= Exercise details =
All of the records listed below should be retyped exactly.

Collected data
(begin)
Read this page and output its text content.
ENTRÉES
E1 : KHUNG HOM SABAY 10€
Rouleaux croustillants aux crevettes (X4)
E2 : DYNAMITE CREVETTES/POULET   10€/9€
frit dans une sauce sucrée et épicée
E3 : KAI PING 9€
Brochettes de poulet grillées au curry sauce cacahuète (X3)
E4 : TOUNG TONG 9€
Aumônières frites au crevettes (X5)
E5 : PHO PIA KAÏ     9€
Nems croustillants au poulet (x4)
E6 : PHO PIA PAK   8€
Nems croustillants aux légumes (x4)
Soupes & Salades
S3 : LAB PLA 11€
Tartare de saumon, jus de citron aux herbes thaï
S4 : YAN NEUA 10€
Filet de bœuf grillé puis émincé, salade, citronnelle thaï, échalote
(end)
= Exercise solution =
Read this page and output its text content.
ENTRÉES
E1 : KHUNG HOM SABAY 10€
Rouleaux croustillants aux crevettes (X4)
E2 : DYNAMITE CREVETTES/POULET   10€/9€
frit dans une sauce sucrée et épicée
E3 : KAI PING 9€
Brochettes de poulet grillées au curry sauce cacahuète (X3)
E4 : TOUNG TONG 9€
Aumônières frites au crevettes (X5)
E5 : PHO PIA KAÏ     9€
Nems croustillants au poulet (x4)
E6 : PHO PIA PAK   8€
Nems croustillants aux légumes (x4)
Soupes & Salades
S3 : LAB PLA 11€
Tartare de saumon, jus de citron aux herbes thaï
S4 : YAN NEUA 10€
Filet de bœuf grillé puis émincé, salade, citronnelle thaï, échalote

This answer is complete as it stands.